# Task statement
Pictures do not belong in the copy, so please give every entry below again exactly.

start Records provided

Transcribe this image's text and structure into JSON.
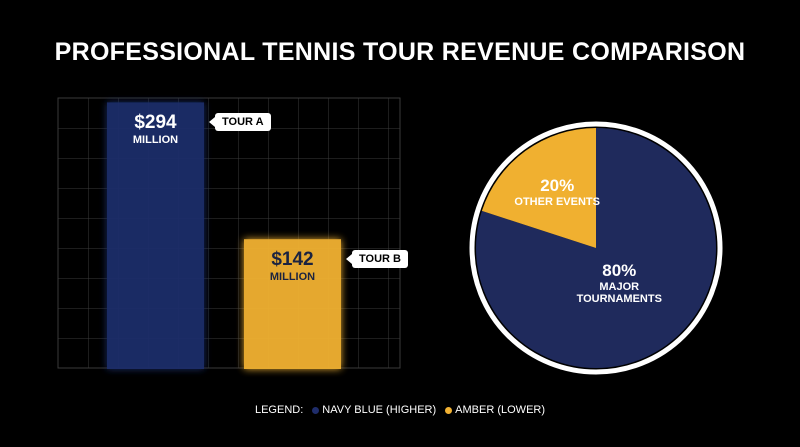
{
  "title": "PROFESSIONAL TENNIS TOUR REVENUE COMPARISON",
  "chart_data": [
    {
      "type": "bar",
      "categories": [
        "TOUR A",
        "TOUR B"
      ],
      "values": [
        294,
        142
      ],
      "value_labels": [
        "$294",
        "$142"
      ],
      "value_unit_label": "MILLION",
      "colors": [
        "#1f2d6b",
        "#f2b233"
      ],
      "ylim": [
        0,
        300
      ],
      "grid": true
    },
    {
      "type": "pie",
      "categories": [
        "MAJOR TOURNAMENTS",
        "OTHER EVENTS"
      ],
      "values": [
        80,
        20
      ],
      "value_labels": [
        "80%",
        "20%"
      ],
      "colors": [
        "#1f2a5c",
        "#f0b030"
      ]
    }
  ],
  "legend": {
    "title": "LEGEND:",
    "items": [
      {
        "label": "NAVY BLUE (HIGHER)",
        "color": "#1f2d6b"
      },
      {
        "label": "AMBER (LOWER)",
        "color": "#f2b233"
      }
    ]
  }
}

end Records provided

# Reply to the exercise
Transcribe this image's text and structure into JSON.
{
  "title": "PROFESSIONAL TENNIS TOUR REVENUE COMPARISON",
  "chart_data": [
    {
      "type": "bar",
      "categories": [
        "TOUR A",
        "TOUR B"
      ],
      "values": [
        294,
        142
      ],
      "value_labels": [
        "$294",
        "$142"
      ],
      "value_unit_label": "MILLION",
      "colors": [
        "#1f2d6b",
        "#f2b233"
      ],
      "ylim": [
        0,
        300
      ],
      "grid": true
    },
    {
      "type": "pie",
      "categories": [
        "MAJOR TOURNAMENTS",
        "OTHER EVENTS"
      ],
      "values": [
        80,
        20
      ],
      "value_labels": [
        "80%",
        "20%"
      ],
      "colors": [
        "#1f2a5c",
        "#f0b030"
      ]
    }
  ],
  "legend": {
    "title": "LEGEND:",
    "items": [
      {
        "label": "NAVY BLUE (HIGHER)",
        "color": "#1f2d6b"
      },
      {
        "label": "AMBER (LOWER)",
        "color": "#f2b233"
      }
    ]
  }
}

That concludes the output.